● Work request
Looking at the listing, state how many of its lines contain the string "NLYT". Write only the number.

● Raw data

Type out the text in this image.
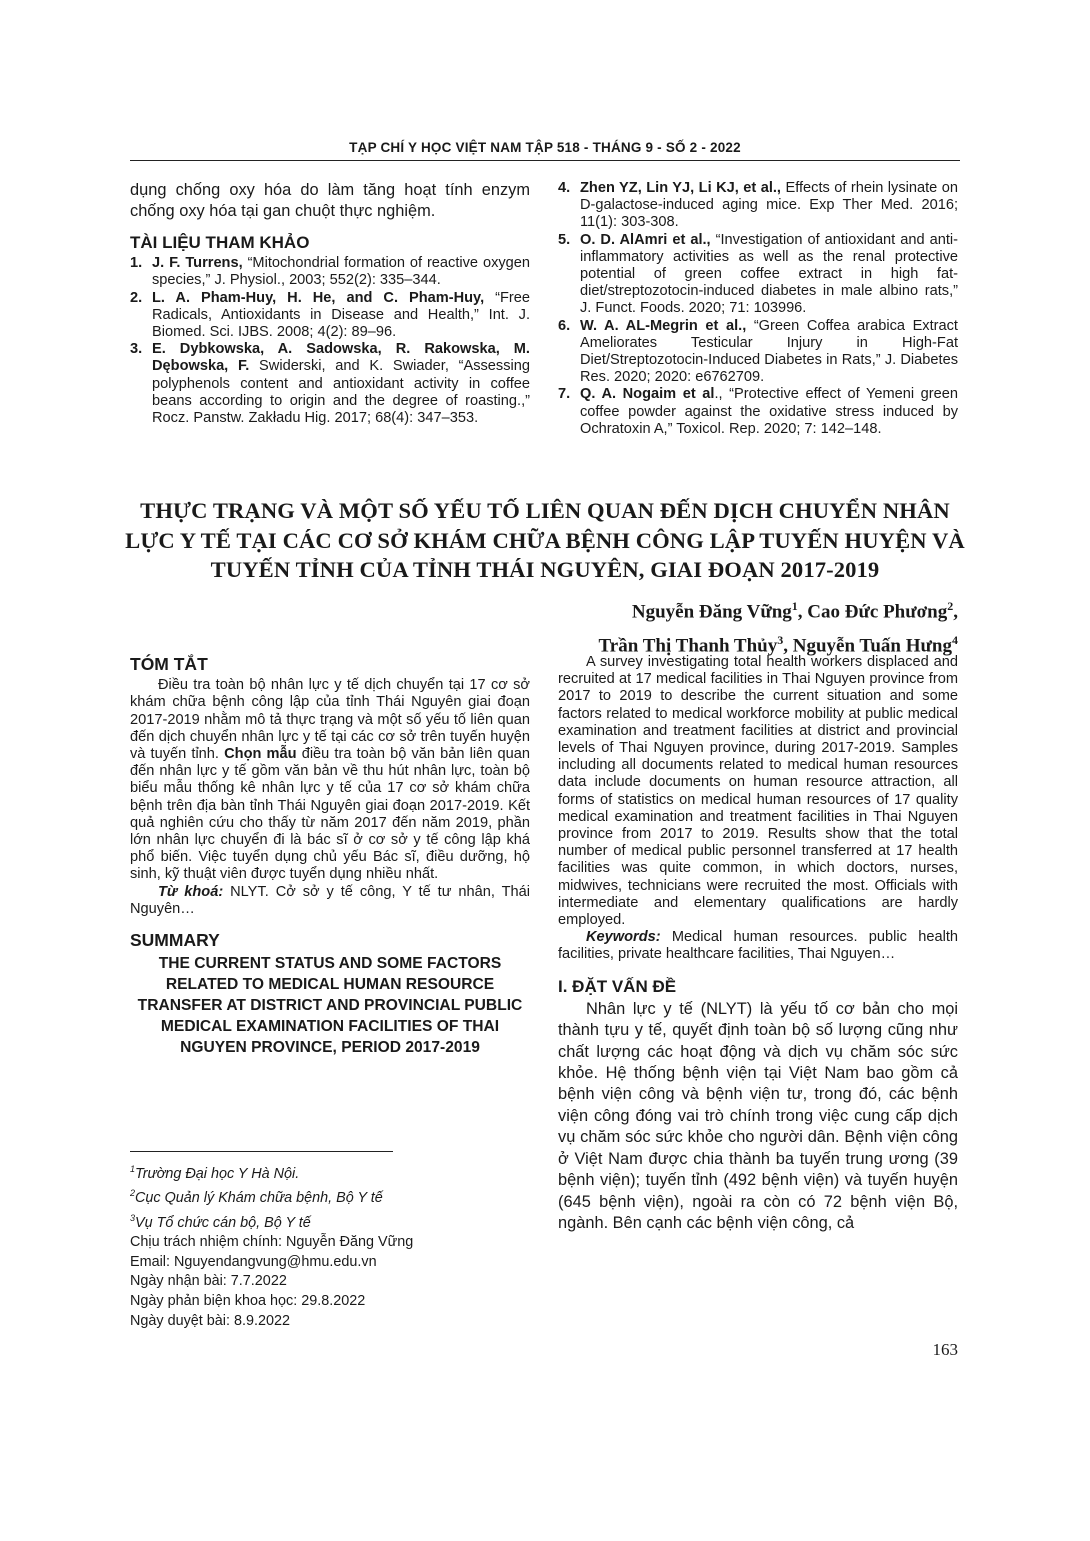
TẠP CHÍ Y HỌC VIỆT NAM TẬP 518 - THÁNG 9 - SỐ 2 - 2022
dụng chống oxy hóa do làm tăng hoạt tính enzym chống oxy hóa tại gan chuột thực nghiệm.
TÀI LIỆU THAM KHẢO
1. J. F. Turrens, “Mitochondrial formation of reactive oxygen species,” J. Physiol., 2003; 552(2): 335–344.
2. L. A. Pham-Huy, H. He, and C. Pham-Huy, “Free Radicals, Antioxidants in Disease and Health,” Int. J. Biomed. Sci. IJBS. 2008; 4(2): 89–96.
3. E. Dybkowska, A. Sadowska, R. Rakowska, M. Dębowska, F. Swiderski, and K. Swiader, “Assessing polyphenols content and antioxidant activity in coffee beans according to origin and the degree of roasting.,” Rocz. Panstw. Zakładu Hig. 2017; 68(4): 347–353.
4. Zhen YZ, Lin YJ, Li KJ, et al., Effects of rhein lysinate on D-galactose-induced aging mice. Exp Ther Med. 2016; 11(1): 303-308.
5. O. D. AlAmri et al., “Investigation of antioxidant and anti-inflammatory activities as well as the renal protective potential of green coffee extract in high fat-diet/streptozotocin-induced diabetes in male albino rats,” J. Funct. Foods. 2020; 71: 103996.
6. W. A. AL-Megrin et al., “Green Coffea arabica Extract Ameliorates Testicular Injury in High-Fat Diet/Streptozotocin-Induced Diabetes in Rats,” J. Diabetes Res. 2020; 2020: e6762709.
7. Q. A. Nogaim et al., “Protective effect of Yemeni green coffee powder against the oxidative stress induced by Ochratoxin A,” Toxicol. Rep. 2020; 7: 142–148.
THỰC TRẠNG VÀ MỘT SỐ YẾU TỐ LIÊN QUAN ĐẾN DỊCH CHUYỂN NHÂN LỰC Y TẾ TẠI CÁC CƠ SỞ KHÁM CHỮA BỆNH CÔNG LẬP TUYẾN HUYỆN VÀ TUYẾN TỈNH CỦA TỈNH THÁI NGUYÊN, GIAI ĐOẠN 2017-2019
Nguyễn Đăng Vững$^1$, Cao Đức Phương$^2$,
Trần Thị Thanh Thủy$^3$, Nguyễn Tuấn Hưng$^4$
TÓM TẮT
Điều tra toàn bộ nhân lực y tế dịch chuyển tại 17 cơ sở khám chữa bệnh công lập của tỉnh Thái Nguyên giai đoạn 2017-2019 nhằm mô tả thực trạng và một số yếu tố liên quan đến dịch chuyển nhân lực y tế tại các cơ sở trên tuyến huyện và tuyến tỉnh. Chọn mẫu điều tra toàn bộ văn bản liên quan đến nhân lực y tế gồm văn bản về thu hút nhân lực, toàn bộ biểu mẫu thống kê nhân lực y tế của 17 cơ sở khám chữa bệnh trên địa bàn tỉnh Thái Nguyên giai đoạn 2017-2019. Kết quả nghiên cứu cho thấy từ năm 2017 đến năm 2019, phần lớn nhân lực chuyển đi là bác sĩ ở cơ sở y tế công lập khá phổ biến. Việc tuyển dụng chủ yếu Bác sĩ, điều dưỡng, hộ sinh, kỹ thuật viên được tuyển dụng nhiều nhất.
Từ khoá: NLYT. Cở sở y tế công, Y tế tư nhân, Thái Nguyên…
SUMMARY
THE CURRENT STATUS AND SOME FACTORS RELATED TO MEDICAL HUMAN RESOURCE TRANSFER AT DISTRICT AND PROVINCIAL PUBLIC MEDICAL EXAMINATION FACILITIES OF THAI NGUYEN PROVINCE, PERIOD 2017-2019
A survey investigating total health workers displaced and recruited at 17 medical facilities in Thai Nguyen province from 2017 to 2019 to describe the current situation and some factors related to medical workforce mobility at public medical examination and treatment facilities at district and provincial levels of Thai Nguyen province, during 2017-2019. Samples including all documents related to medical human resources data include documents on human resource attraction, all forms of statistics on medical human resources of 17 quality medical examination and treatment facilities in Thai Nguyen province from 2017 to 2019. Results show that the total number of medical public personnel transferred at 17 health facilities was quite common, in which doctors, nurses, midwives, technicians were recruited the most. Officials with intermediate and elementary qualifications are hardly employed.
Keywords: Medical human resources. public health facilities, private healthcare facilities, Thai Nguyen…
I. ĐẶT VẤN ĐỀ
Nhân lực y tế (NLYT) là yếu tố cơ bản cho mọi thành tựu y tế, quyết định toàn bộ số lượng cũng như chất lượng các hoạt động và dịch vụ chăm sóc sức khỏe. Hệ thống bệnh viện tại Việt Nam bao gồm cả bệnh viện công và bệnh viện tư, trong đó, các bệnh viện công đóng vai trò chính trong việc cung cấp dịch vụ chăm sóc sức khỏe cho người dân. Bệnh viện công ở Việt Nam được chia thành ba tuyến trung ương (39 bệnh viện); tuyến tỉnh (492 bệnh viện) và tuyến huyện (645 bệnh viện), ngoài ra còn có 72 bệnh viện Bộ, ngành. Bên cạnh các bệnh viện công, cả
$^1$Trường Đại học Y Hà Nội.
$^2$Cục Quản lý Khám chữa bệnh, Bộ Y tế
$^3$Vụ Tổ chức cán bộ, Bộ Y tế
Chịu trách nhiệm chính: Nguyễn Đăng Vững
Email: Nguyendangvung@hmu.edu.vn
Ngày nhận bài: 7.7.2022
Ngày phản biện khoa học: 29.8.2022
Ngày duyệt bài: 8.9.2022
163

● Solved problem
2